Rows

— Start —

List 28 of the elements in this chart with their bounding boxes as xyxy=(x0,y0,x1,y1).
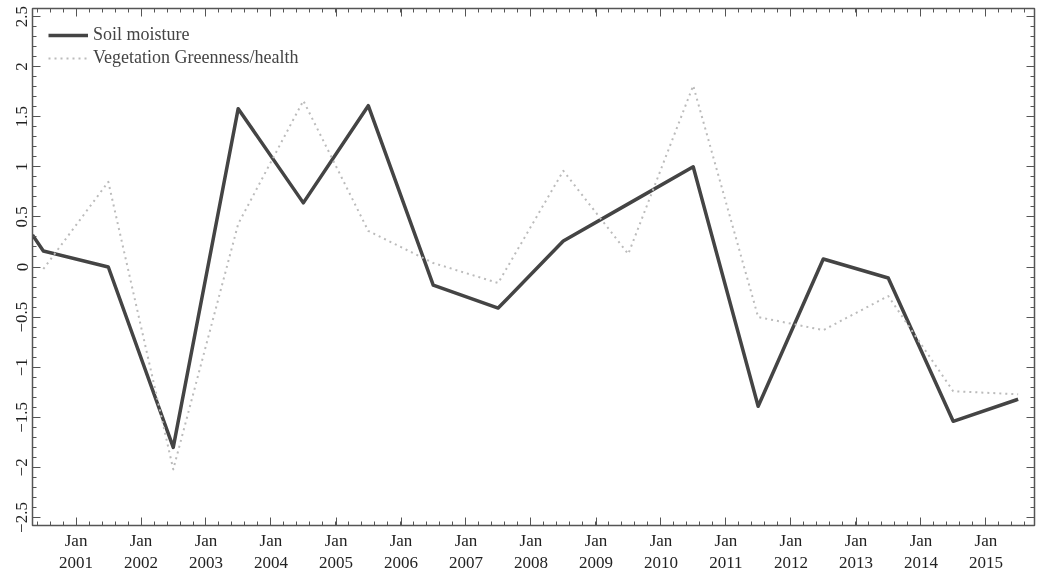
y-tick-label: 1.5 xyxy=(12,106,32,128)
y-tick-label: 0 xyxy=(12,262,32,272)
y-tick-label: −2 xyxy=(12,458,32,477)
y-tick-label: 2.5 xyxy=(12,5,32,28)
x-tick-label: Jan 2008 xyxy=(513,530,548,573)
x-tick-label: Jan 2015 xyxy=(968,530,1003,573)
x-tick-label: Jan 2004 xyxy=(253,530,289,573)
x-tick-label: Jan 2003 xyxy=(188,530,223,573)
x-tick-label: Jan 2007 xyxy=(448,530,484,573)
legend-label: Soil moisture xyxy=(93,24,190,45)
legend-label: Vegetation Greenness/health xyxy=(93,47,299,68)
x-tick-label: Jan 2010 xyxy=(644,530,678,573)
y-tick-label: −0.5 xyxy=(12,301,32,333)
x-tick-label: Jan 2012 xyxy=(773,530,808,573)
y-tick-label: −1.5 xyxy=(12,401,32,433)
x-tick-label: Jan 2014 xyxy=(903,530,939,573)
y-tick-label: −1 xyxy=(12,358,32,377)
x-tick-label: Jan 2011 xyxy=(709,530,743,573)
x-tick-label: Jan 2013 xyxy=(839,530,874,573)
x-tick-label: Jan 2006 xyxy=(384,530,419,573)
y-tick-label: 2 xyxy=(12,62,32,71)
x-tick-label: Jan 2001 xyxy=(59,530,94,573)
x-tick-label: Jan 2009 xyxy=(579,530,614,573)
y-tick-label: 1 xyxy=(12,162,32,172)
x-tick-label: Jan 2002 xyxy=(124,530,159,573)
y-tick-label: 0.5 xyxy=(12,206,32,228)
x-tick-label: Jan 2005 xyxy=(319,530,354,573)
y-tick-label: −2.5 xyxy=(12,502,32,533)
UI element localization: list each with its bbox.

— End —

Requirements
Please rewrite the rows in the stretch from the line containing "y-tick-label: 1.5 xyxy=(12,106,32,128)" through the line containing "x-tick-label: Jan 2007 xyxy=(448,530,484,573)", replacing "x-tick-label" with "x-axis-label" and leaving everything else unchanged.

Exercise solution
y-tick-label: 1.5 xyxy=(12,106,32,128)
y-tick-label: 0 xyxy=(12,262,32,272)
y-tick-label: −2 xyxy=(12,458,32,477)
y-tick-label: 2.5 xyxy=(12,5,32,28)
x-axis-label: Jan 2008 xyxy=(513,530,548,573)
x-axis-label: Jan 2015 xyxy=(968,530,1003,573)
x-axis-label: Jan 2004 xyxy=(253,530,289,573)
x-axis-label: Jan 2003 xyxy=(188,530,223,573)
x-axis-label: Jan 2007 xyxy=(448,530,484,573)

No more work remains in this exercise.